▶ [Exercise aim]: Every record must be repeated exactly; omit any pictures they contain.

▶ [Recorded data]:
┄┄┄┄┄┄┄┄┄┄
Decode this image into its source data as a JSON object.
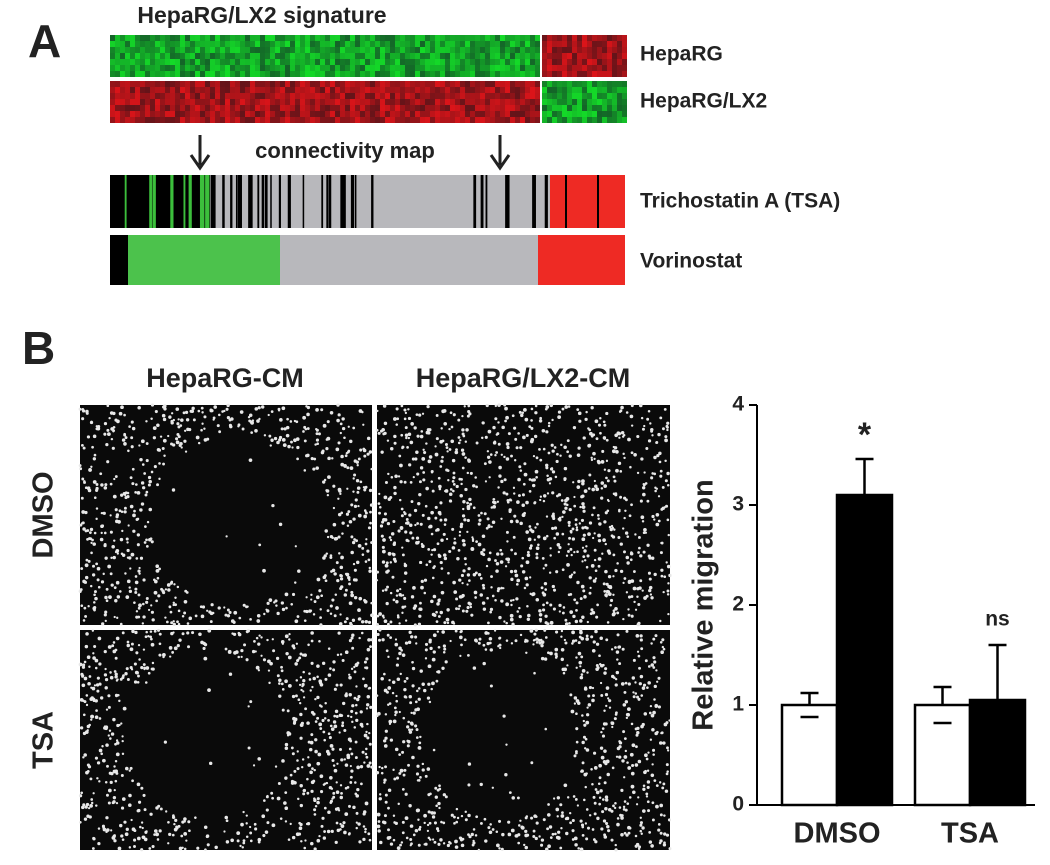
{
  "panel_a": {
    "label": "A",
    "title": "HepaRG/LX2 signature",
    "rows": [
      "HepaRG",
      "HepaRG/LX2"
    ],
    "map_label": "connectivity map",
    "drugs": [
      "Trichostatin A (TSA)",
      "Vorinostat"
    ]
  },
  "panel_b": {
    "label": "B",
    "columns": [
      "HepaRG-CM",
      "HepaRG/LX2-CM"
    ],
    "rows": [
      "DMSO",
      "TSA"
    ]
  },
  "chart_data": {
    "type": "bar",
    "y_label": "Relative migration",
    "categories": [
      "DMSO",
      "TSA"
    ],
    "series": [
      {
        "color": "#ffffff",
        "values": [
          1.0,
          1.0
        ],
        "errors": [
          0.12,
          0.18
        ]
      },
      {
        "color": "#000000",
        "values": [
          3.1,
          1.05
        ],
        "errors": [
          0.36,
          0.55
        ]
      }
    ],
    "annotations": [
      "*",
      "ns"
    ],
    "ylim": [
      0,
      4
    ],
    "yticks": [
      0,
      1,
      2,
      3,
      4
    ]
  }
}
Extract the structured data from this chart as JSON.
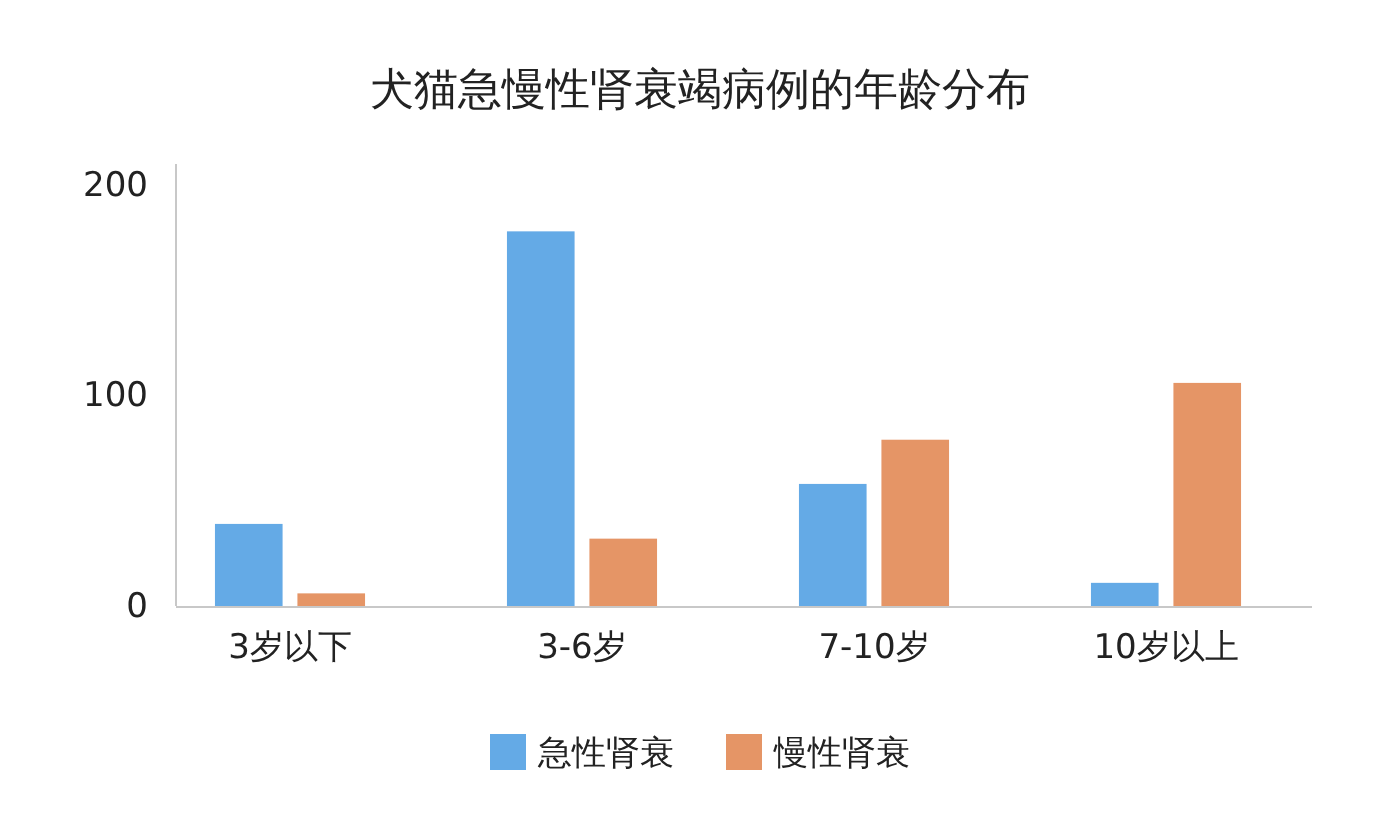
{
  "chart_data": {
    "type": "bar",
    "title": "犬猫急慢性肾衰竭病例的年龄分布",
    "categories": [
      "3岁以下",
      "3-6岁",
      "7-10岁",
      "10岁以上"
    ],
    "series": [
      {
        "name": "急性肾衰",
        "color": "#64aae6",
        "values": [
          39,
          178,
          58,
          11
        ]
      },
      {
        "name": "慢性肾衰",
        "color": "#e59566",
        "values": [
          6,
          32,
          79,
          106
        ]
      }
    ],
    "ylim": [
      0,
      210
    ],
    "yticks": [
      0,
      100,
      200
    ],
    "grid": false,
    "legend": "bottom"
  }
}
┄┄┄┄┄┄┄┄┄┄
▶ [Correct output]:
Decode this image into its source data as a JSON object.
{
  "panel_a": {
    "label": "A",
    "title": "HepaRG/LX2 signature",
    "rows": [
      "HepaRG",
      "HepaRG/LX2"
    ],
    "map_label": "connectivity map",
    "drugs": [
      "Trichostatin A (TSA)",
      "Vorinostat"
    ]
  },
  "panel_b": {
    "label": "B",
    "columns": [
      "HepaRG-CM",
      "HepaRG/LX2-CM"
    ],
    "rows": [
      "DMSO",
      "TSA"
    ]
  },
  "chart_data": {
    "type": "bar",
    "y_label": "Relative migration",
    "categories": [
      "DMSO",
      "TSA"
    ],
    "series": [
      {
        "color": "#ffffff",
        "values": [
          1.0,
          1.0
        ],
        "errors": [
          0.12,
          0.18
        ]
      },
      {
        "color": "#000000",
        "values": [
          3.1,
          1.05
        ],
        "errors": [
          0.36,
          0.55
        ]
      }
    ],
    "annotations": [
      "*",
      "ns"
    ],
    "ylim": [
      0,
      4
    ],
    "yticks": [
      0,
      1,
      2,
      3,
      4
    ]
  }
}
Extract the structured data from this chart as JSON.
{
  "chart_data": {
    "type": "bar",
    "title": "犬猫急慢性肾衰竭病例的年龄分布",
    "categories": [
      "3岁以下",
      "3-6岁",
      "7-10岁",
      "10岁以上"
    ],
    "series": [
      {
        "name": "急性肾衰",
        "color": "#64aae6",
        "values": [
          39,
          178,
          58,
          11
        ]
      },
      {
        "name": "慢性肾衰",
        "color": "#e59566",
        "values": [
          6,
          32,
          79,
          106
        ]
      }
    ],
    "ylim": [
      0,
      210
    ],
    "yticks": [
      0,
      100,
      200
    ],
    "grid": false,
    "legend": "bottom"
  }
}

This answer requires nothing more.